_To do_: Write each of the records out again exactly.
(Extracted records begins)
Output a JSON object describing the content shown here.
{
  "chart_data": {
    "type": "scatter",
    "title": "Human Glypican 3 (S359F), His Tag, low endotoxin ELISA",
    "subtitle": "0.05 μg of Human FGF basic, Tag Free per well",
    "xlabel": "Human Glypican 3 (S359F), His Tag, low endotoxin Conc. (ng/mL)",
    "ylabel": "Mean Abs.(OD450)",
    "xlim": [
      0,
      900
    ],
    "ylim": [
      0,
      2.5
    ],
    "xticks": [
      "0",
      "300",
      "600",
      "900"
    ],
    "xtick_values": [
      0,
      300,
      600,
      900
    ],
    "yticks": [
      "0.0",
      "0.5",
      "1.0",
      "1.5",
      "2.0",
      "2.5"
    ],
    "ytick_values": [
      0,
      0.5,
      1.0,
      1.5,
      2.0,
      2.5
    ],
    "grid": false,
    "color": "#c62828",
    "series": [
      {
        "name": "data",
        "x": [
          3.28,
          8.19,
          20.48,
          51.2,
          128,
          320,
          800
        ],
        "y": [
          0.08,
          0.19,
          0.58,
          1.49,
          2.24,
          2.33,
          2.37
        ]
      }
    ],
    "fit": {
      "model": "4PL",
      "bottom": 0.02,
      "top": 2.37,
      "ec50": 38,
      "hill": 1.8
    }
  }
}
(Extracted records ends)
_Completed exercise_:
Output a JSON object describing the content shown here.
{
  "chart_data": {
    "type": "scatter",
    "title": "Human Glypican 3 (S359F), His Tag, low endotoxin ELISA",
    "subtitle": "0.05 μg of Human FGF basic, Tag Free per well",
    "xlabel": "Human Glypican 3 (S359F), His Tag, low endotoxin Conc. (ng/mL)",
    "ylabel": "Mean Abs.(OD450)",
    "xlim": [
      0,
      900
    ],
    "ylim": [
      0,
      2.5
    ],
    "xticks": [
      "0",
      "300",
      "600",
      "900"
    ],
    "xtick_values": [
      0,
      300,
      600,
      900
    ],
    "yticks": [
      "0.0",
      "0.5",
      "1.0",
      "1.5",
      "2.0",
      "2.5"
    ],
    "ytick_values": [
      0,
      0.5,
      1.0,
      1.5,
      2.0,
      2.5
    ],
    "grid": false,
    "color": "#c62828",
    "series": [
      {
        "name": "data",
        "x": [
          3.28,
          8.19,
          20.48,
          51.2,
          128,
          320,
          800
        ],
        "y": [
          0.08,
          0.19,
          0.58,
          1.49,
          2.24,
          2.33,
          2.37
        ]
      }
    ],
    "fit": {
      "model": "4PL",
      "bottom": 0.02,
      "top": 2.37,
      "ec50": 38,
      "hill": 1.8
    }
  }
}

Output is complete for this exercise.